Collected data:
[START]

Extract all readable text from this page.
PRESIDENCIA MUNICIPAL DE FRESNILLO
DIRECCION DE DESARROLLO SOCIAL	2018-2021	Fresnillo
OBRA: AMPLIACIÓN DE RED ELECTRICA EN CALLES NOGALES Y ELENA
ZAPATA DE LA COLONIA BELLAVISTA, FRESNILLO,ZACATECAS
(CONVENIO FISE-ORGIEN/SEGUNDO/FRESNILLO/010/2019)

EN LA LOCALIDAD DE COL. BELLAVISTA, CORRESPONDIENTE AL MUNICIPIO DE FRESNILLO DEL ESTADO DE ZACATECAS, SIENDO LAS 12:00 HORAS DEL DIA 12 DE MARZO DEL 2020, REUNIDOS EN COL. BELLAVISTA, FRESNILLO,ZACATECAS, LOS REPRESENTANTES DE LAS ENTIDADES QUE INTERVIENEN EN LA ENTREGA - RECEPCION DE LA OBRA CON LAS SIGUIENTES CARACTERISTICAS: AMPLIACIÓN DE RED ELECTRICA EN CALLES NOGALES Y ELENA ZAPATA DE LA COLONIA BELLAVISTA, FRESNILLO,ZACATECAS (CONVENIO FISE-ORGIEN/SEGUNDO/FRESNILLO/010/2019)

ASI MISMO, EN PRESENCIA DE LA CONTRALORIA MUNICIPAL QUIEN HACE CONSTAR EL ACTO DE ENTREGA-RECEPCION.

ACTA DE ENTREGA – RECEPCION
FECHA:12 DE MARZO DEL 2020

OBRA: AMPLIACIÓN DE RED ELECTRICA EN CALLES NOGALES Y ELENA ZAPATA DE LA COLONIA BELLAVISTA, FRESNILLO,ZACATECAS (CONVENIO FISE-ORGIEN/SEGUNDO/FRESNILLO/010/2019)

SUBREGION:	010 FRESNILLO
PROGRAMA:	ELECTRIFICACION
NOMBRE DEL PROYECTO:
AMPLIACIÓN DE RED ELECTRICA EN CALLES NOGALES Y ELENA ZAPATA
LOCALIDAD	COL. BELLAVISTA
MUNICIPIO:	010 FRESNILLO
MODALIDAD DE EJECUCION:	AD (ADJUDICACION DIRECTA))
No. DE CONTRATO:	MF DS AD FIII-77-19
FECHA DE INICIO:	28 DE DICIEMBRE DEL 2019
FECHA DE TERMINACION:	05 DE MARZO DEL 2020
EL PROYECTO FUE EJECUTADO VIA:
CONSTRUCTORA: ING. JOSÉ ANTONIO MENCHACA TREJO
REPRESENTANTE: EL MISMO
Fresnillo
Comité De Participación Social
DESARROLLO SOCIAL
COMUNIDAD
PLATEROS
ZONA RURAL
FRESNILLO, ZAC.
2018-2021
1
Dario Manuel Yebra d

[END]
[START]

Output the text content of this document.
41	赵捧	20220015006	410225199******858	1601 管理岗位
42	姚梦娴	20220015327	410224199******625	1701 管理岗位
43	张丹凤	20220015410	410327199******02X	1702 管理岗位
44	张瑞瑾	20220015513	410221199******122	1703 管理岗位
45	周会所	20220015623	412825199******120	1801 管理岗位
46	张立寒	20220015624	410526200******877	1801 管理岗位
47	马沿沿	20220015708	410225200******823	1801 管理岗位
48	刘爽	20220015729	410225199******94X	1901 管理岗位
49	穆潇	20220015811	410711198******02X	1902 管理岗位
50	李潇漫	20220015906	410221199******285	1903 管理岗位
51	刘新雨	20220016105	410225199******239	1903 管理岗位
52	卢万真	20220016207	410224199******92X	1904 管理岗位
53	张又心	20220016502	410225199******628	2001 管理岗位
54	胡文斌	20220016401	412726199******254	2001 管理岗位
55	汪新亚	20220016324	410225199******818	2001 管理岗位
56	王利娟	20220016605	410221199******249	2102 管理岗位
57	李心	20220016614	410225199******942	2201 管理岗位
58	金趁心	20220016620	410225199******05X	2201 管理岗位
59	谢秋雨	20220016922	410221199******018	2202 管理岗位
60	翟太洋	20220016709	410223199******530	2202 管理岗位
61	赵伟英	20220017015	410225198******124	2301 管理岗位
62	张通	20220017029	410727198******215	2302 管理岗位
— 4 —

[END]

Required work: Copy all lines from the material that contain "OBRA".

Answer to this exercise:
OBRA: AMPLIACIÓN DE RED ELECTRICA EN CALLES NOGALES Y ELENA
EN LA LOCALIDAD DE COL. BELLAVISTA, CORRESPONDIENTE AL MUNICIPIO DE FRESNILLO DEL ESTADO DE ZACATECAS, SIENDO LAS 12:00 HORAS DEL DIA 12 DE MARZO DEL 2020, REUNIDOS EN COL. BELLAVISTA, FRESNILLO,ZACATECAS, LOS REPRESENTANTES DE LAS ENTIDADES QUE INTERVIENEN EN LA ENTREGA - RECEPCION DE LA OBRA CON LAS SIGUIENTES CARACTERISTICAS: AMPLIACIÓN DE RED ELECTRICA EN CALLES NOGALES Y ELENA ZAPATA DE LA COLONIA BELLAVISTA, FRESNILLO,ZACATECAS (CONVENIO FISE-ORGIEN/SEGUNDO/FRESNILLO/010/2019)
OBRA: AMPLIACIÓN DE RED ELECTRICA EN CALLES NOGALES Y ELENA ZAPATA DE LA COLONIA BELLAVISTA, FRESNILLO,ZACATECAS (CONVENIO FISE-ORGIEN/SEGUNDO/FRESNILLO/010/2019)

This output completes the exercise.